From the entries below, copy every line holding the word "ljudeh".

◆ **DATA TO USE**
########################################

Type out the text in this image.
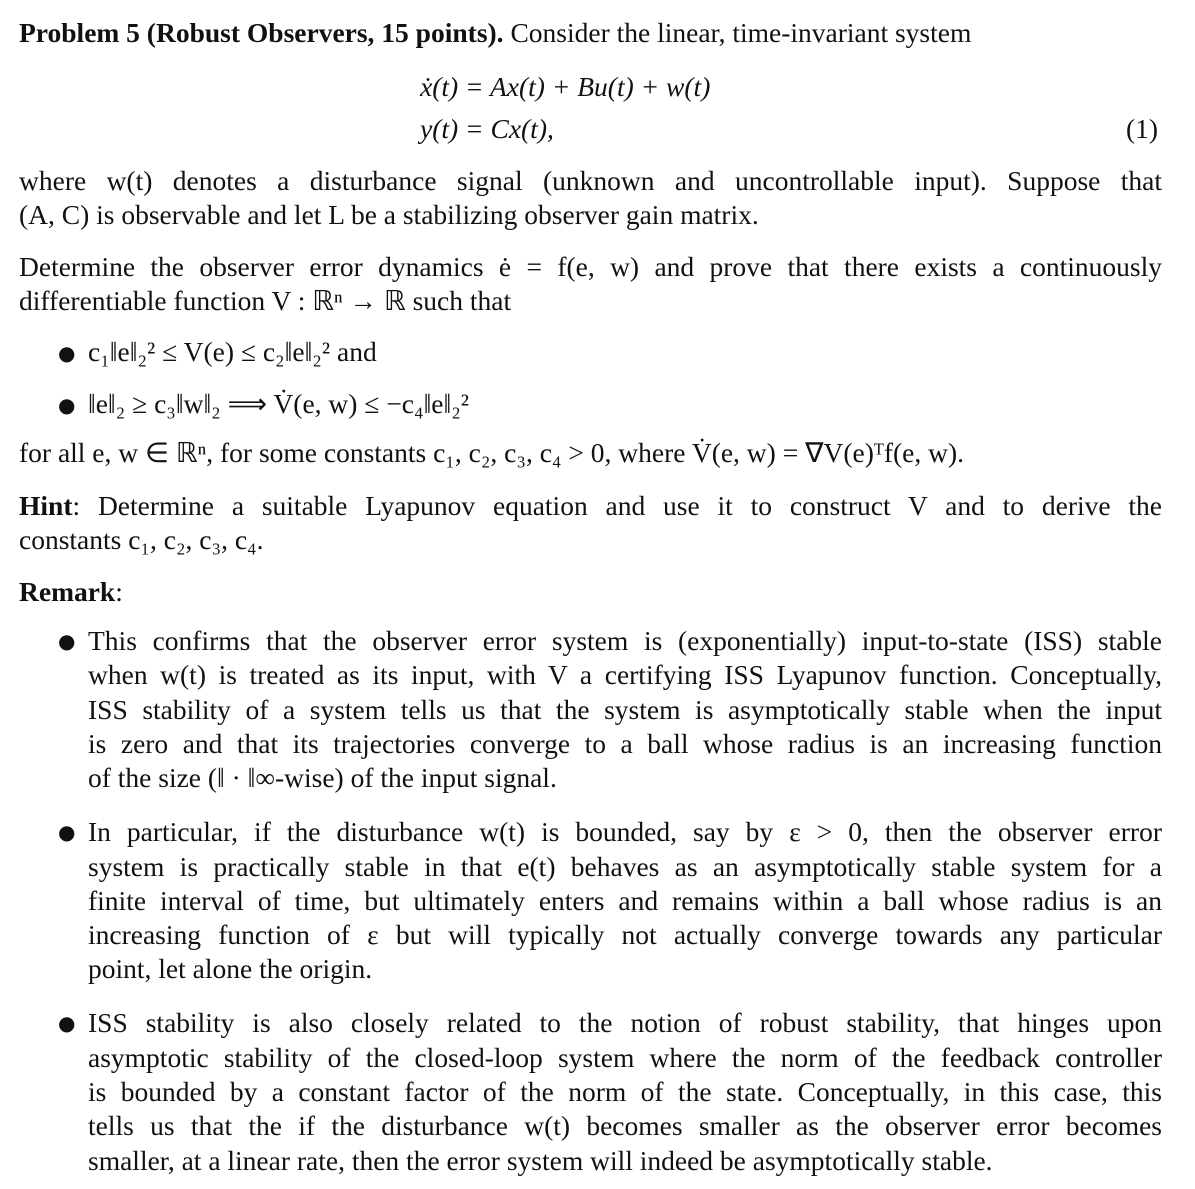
Problem 5 (Robust Observers, 15 points). Consider the linear, time-invariant system
ẋ(t) = Ax(t) + Bu(t) + w(t)
y(t) = Cx(t),	(1)
where w(t) denotes a disturbance signal (unknown and uncontrollable input). Suppose that
(A, C) is observable and let L be a stabilizing observer gain matrix.
Determine the observer error dynamics ė = f(e, w) and prove that there exists a continuously
differentiable function V : ℝⁿ → ℝ such that
● c₁‖e‖₂² ≤ V(e) ≤ c₂‖e‖₂² and
● ‖e‖₂ ≥ c₃‖w‖₂ ⟹ V̇(e, w) ≤ −c₄‖e‖₂²
for all e, w ∈ ℝⁿ, for some constants c₁, c₂, c₃, c₄ > 0, where V̇(e, w) = ∇V(e)ᵀf(e, w).
Hint: Determine a suitable Lyapunov equation and use it to construct V and to derive the
constants c₁, c₂, c₃, c₄.
Remark:
● This confirms that the observer error system is (exponentially) input-to-state (ISS) stable
when w(t) is treated as its input, with V a certifying ISS Lyapunov function. Conceptually,
ISS stability of a system tells us that the system is asymptotically stable when the input
is zero and that its trajectories converge to a ball whose radius is an increasing function
of the size (‖ · ‖∞-wise) of the input signal.
● In particular, if the disturbance w(t) is bounded, say by ε > 0, then the observer error
system is practically stable in that e(t) behaves as an asymptotically stable system for a
finite interval of time, but ultimately enters and remains within a ball whose radius is an
increasing function of ε but will typically not actually converge towards any particular
point, let alone the origin.
● ISS stability is also closely related to the notion of robust stability, that hinges upon
asymptotic stability of the closed-loop system where the norm of the feedback controller
is bounded by a constant factor of the norm of the state. Conceptually, in this case, this
tells us that the if the disturbance w(t) becomes smaller as the observer error becomes
smaller, at a linear rate, then the error system will indeed be asymptotically stable.
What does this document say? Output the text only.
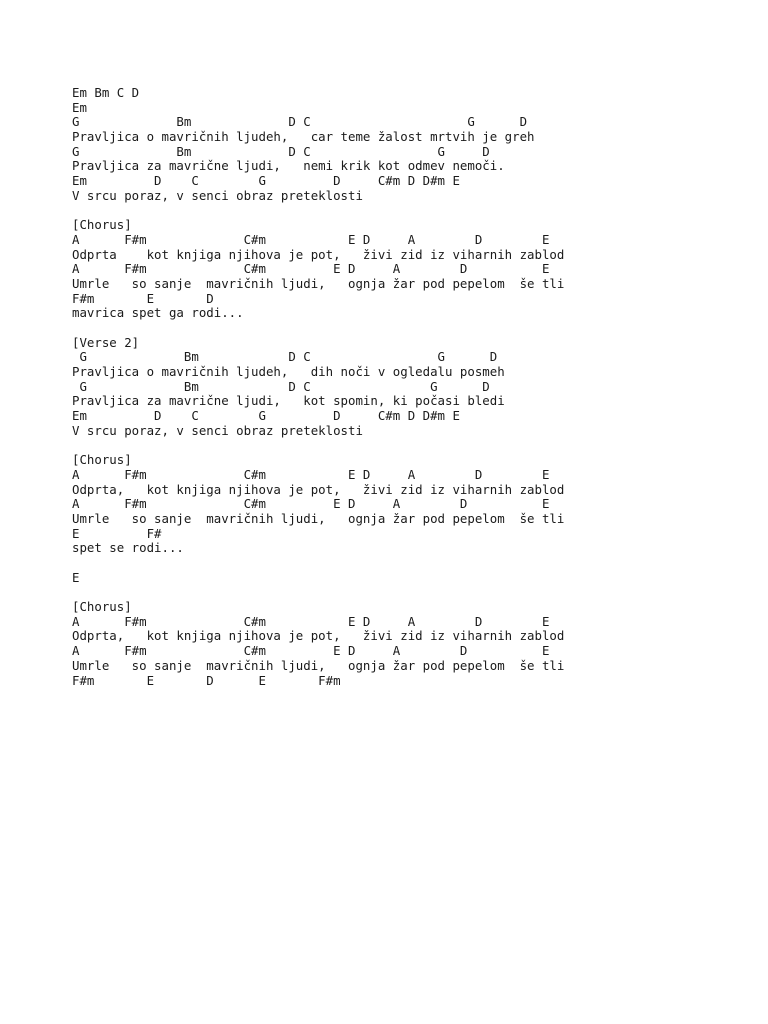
Em Bm C D
Em
G             Bm             D C                     G      D
Pravljica o mavričnih ljudeh,   car teme žalost mrtvih je greh
G             Bm             D C                 G     D
Pravljica za mavrične ljudi,   nemi krik kot odmev nemoči.
Em         D    C        G         D     C#m D D#m E
V srcu poraz, v senci obraz preteklosti
[Chorus]
A      F#m             C#m           E D     A        D        E
Odprta    kot knjiga njihova je pot,   živi zid iz viharnih zablod
A      F#m             C#m         E D     A        D          E
Umrle   so sanje  mavričnih ljudi,   ognja žar pod pepelom  še tli
F#m       E       D
mavrica spet ga rodi...
[Verse 2]
G             Bm            D C                 G      D
Pravljica o mavričnih ljudeh,   dih noči v ogledalu posmeh
G             Bm            D C                G      D
Pravljica za mavrične ljudi,   kot spomin, ki počasi bledi
Em         D    C        G         D     C#m D D#m E
V srcu poraz, v senci obraz preteklosti
[Chorus]
A      F#m             C#m           E D     A        D        E
Odprta,   kot knjiga njihova je pot,   živi zid iz viharnih zablod
A      F#m             C#m         E D     A        D          E
Umrle   so sanje  mavričnih ljudi,   ognja žar pod pepelom  še tli
E         F#
spet se rodi...
E
[Chorus]
A      F#m             C#m           E D     A        D        E
Odprta,   kot knjiga njihova je pot,   živi zid iz viharnih zablod
A      F#m             C#m         E D     A        D          E
Umrle   so sanje  mavričnih ljudi,   ognja žar pod pepelom  še tli
F#m       E       D      E       F#m
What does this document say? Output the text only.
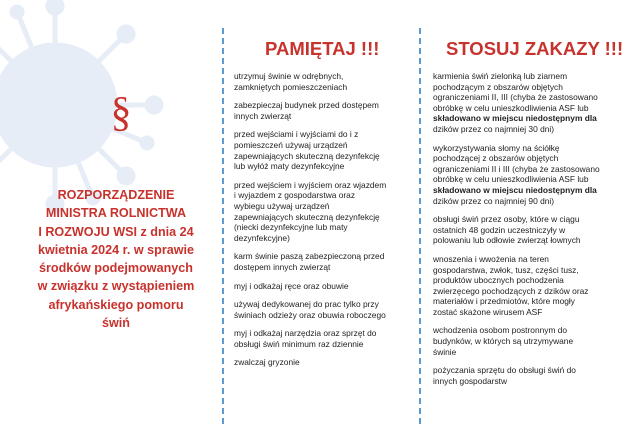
§
ROZPORZĄDZENIE
MINISTRA ROLNICTWA
I ROZWOJU WSI z dnia 24
kwietnia 2024 r. w sprawie
środków podejmowanych
w związku z wystąpieniem
afrykańskiego pomoru
świń
PAMIĘTAJ !!!	STOSUJ ZAKAZY !!!
utrzymuj świnie w odrębnych,
zamkniętych pomieszczeniach
zabezpieczaj budynek przed dostępem
innych zwierząt
przed wejściami i wyjściami do i z
pomieszczeń używaj urządzeń
zapewniających skuteczną dezynfekcję
lub wyłóż maty dezynfekcyjne
przed wejściem i wyjściem oraz wjazdem
i wyjazdem z gospodarstwa oraz
wybiegu używaj urządzeń
zapewniających skuteczną dezynfekcję
(niecki dezynfekcyjne lub maty
dezynfekcyjne)
karm świnie paszą zabezpieczoną przed
dostępem innych zwierząt
myj i odkażaj ręce oraz obuwie
używaj dedykowanej do prac tylko przy
świniach odzieży oraz obuwia roboczego
myj i odkażaj narzędzia oraz sprzęt do
obsługi świń minimum raz dziennie
zwalczaj gryzonie
karmienia świń zielonką lub ziarnem
pochodzącym z obszarów objętych
ograniczeniami II, III (chyba że zastosowano
obróbkę w celu unieszkodliwienia ASF lub
składowano w miejscu niedostępnym dla
dzików przez co najmniej 30 dni)
wykorzystywania słomy na ściółkę
pochodzącej z obszarów objętych
ograniczeniami II i III (chyba że zastosowano
obróbkę w celu unieszkodliwienia ASF lub
składowano w miejscu niedostępnym dla
dzików przez co najmniej 90 dni)
obsługi świń przez osoby, które w ciągu
ostatnich 48 godzin uczestniczyły w
polowaniu lub odłowie zwierząt łownych
wnoszenia i wwożenia na teren
gospodarstwa, zwłok, tusz, części tusz,
produktów ubocznych pochodzenia
zwierzęcego pochodzących z dzików oraz
materiałów i przedmiotów, które mogły
zostać skażone wirusem ASF
wchodzenia osobom postronnym do
budynków, w których są utrzymywane
świnie
pożyczania sprzętu do obsługi świń do
innych gospodarstw
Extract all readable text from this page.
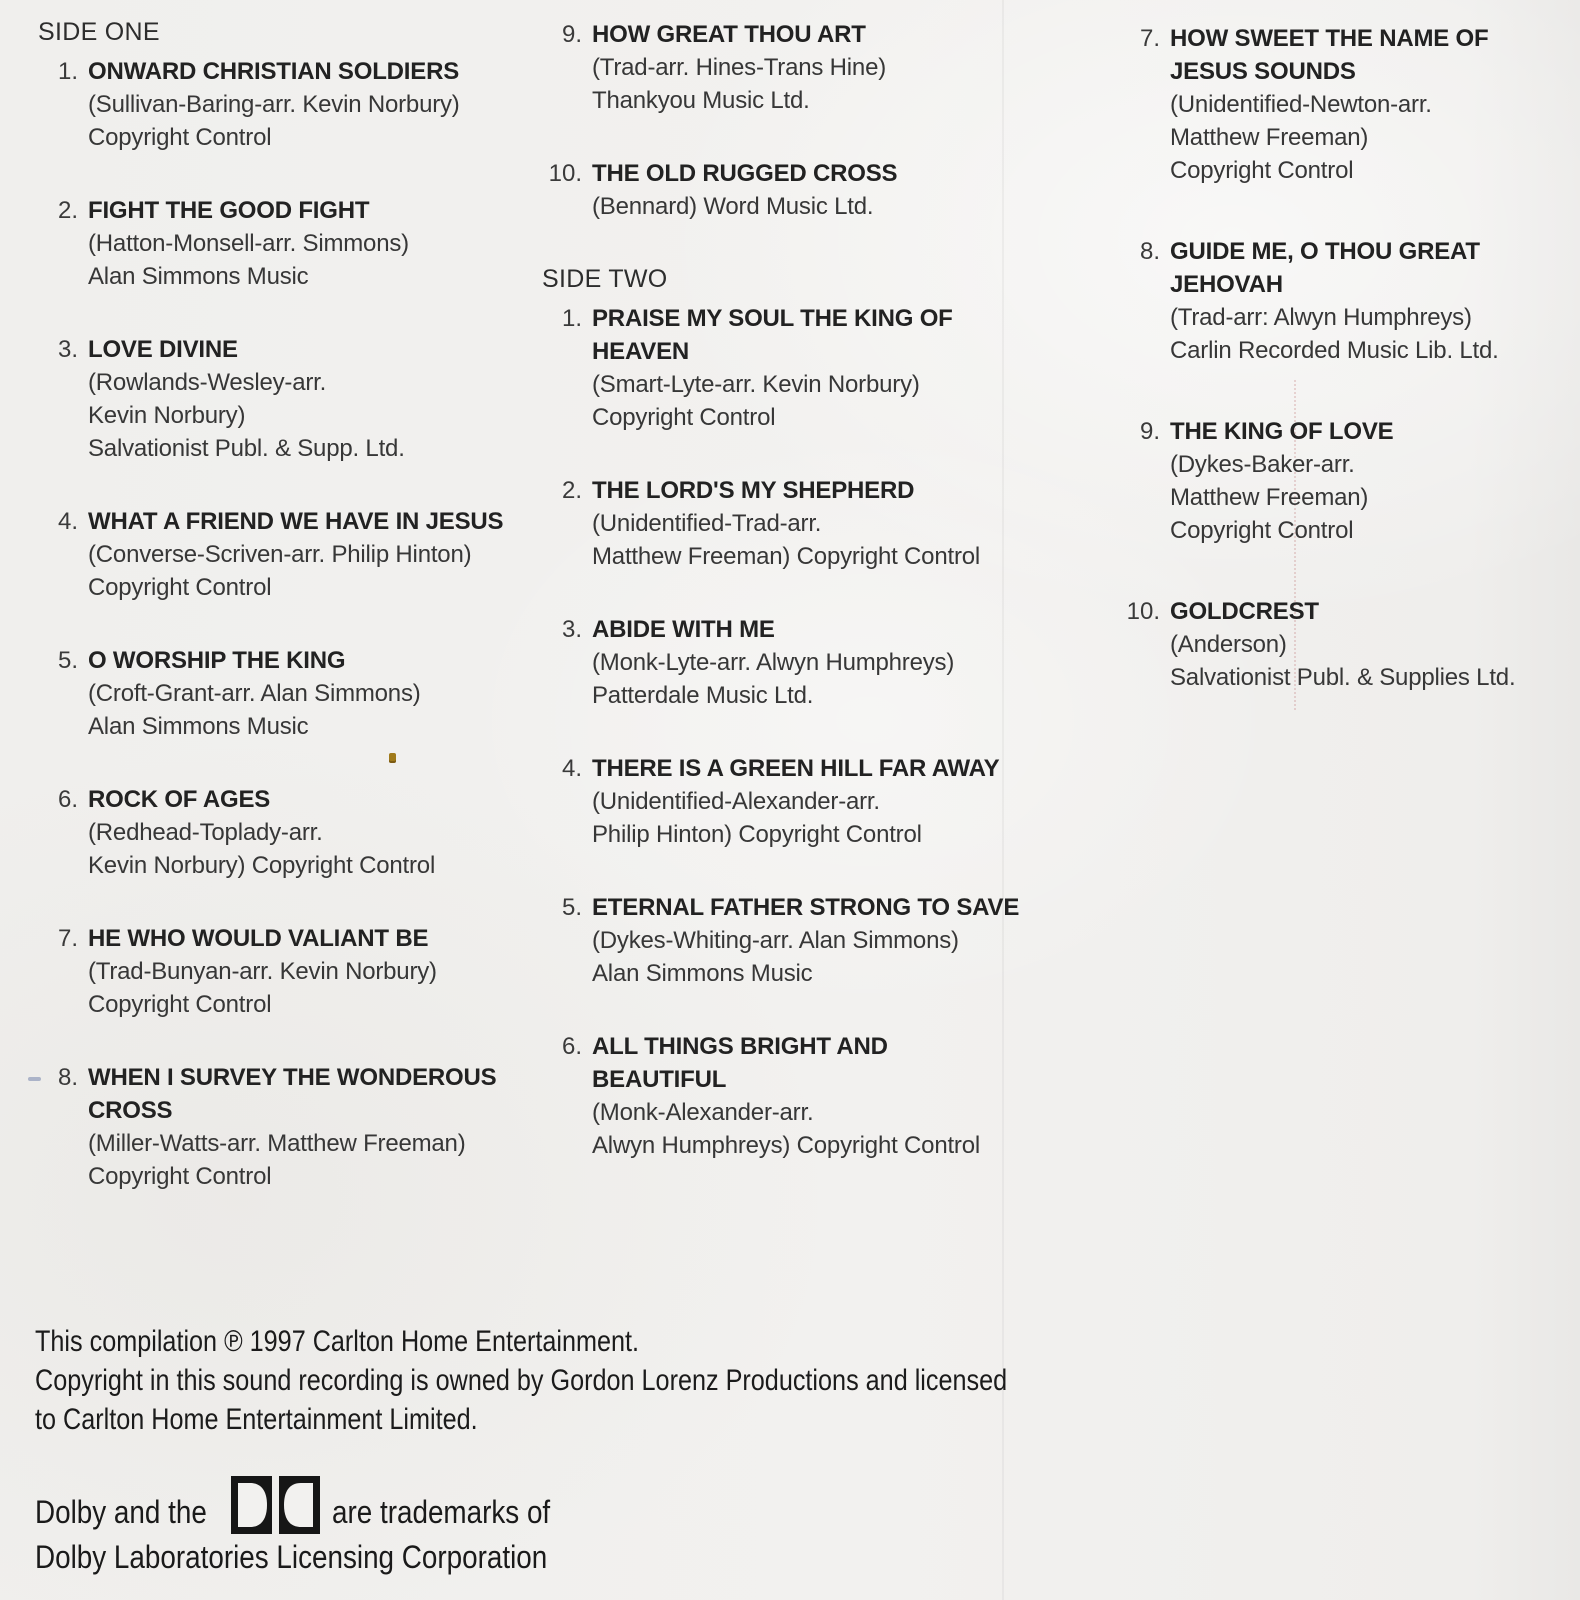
SIDE ONE
1. ONWARD CHRISTIAN SOLDIERS
(Sullivan-Baring-arr. Kevin Norbury)
Copyright Control
2. FIGHT THE GOOD FIGHT
(Hatton-Monsell-arr. Simmons)
Alan Simmons Music
3. LOVE DIVINE
(Rowlands-Wesley-arr.
Kevin Norbury)
Salvationist Publ. & Supp. Ltd.
4. WHAT A FRIEND WE HAVE IN JESUS
(Converse-Scriven-arr. Philip Hinton)
Copyright Control
5. O WORSHIP THE KING
(Croft-Grant-arr. Alan Simmons)
Alan Simmons Music
6. ROCK OF AGES
(Redhead-Toplady-arr.
Kevin Norbury) Copyright Control
7. HE WHO WOULD VALIANT BE
(Trad-Bunyan-arr. Kevin Norbury)
Copyright Control
8. WHEN I SURVEY THE WONDEROUS
CROSS
(Miller-Watts-arr. Matthew Freeman)
Copyright Control
9. HOW GREAT THOU ART
(Trad-arr. Hines-Trans Hine)
Thankyou Music Ltd.
10. THE OLD RUGGED CROSS
(Bennard) Word Music Ltd.
SIDE TWO
1. PRAISE MY SOUL THE KING OF
HEAVEN
(Smart-Lyte-arr. Kevin Norbury)
Copyright Control
2. THE LORD'S MY SHEPHERD
(Unidentified-Trad-arr.
Matthew Freeman) Copyright Control
3. ABIDE WITH ME
(Monk-Lyte-arr. Alwyn Humphreys)
Patterdale Music Ltd.
4. THERE IS A GREEN HILL FAR AWAY
(Unidentified-Alexander-arr.
Philip Hinton) Copyright Control
5. ETERNAL FATHER STRONG TO SAVE
(Dykes-Whiting-arr. Alan Simmons)
Alan Simmons Music
6. ALL THINGS BRIGHT AND
BEAUTIFUL
(Monk-Alexander-arr.
Alwyn Humphreys) Copyright Control
7. HOW SWEET THE NAME OF
JESUS SOUNDS
(Unidentified-Newton-arr.
Matthew Freeman)
Copyright Control
8. GUIDE ME, O THOU GREAT
JEHOVAH
(Trad-arr: Alwyn Humphreys)
Carlin Recorded Music Lib. Ltd.
9. THE KING OF LOVE
(Dykes-Baker-arr.
Matthew Freeman)
Copyright Control
10. GOLDCREST
(Anderson)
Salvationist Publ. & Supplies Ltd.
This compilation ℗ 1997 Carlton Home Entertainment.
Copyright in this sound recording is owned by Gordon Lorenz Productions and licensed
to Carlton Home Entertainment Limited.
Dolby and the	are trademarks of
Dolby Laboratories Licensing Corporation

########################################

◆ **TASK OUTPUT**
Pravljica o mavričnih ljudeh,   car teme žalost mrtvih je greh
Pravljica o mavričnih ljudeh,   dih noči v ogledalu posmeh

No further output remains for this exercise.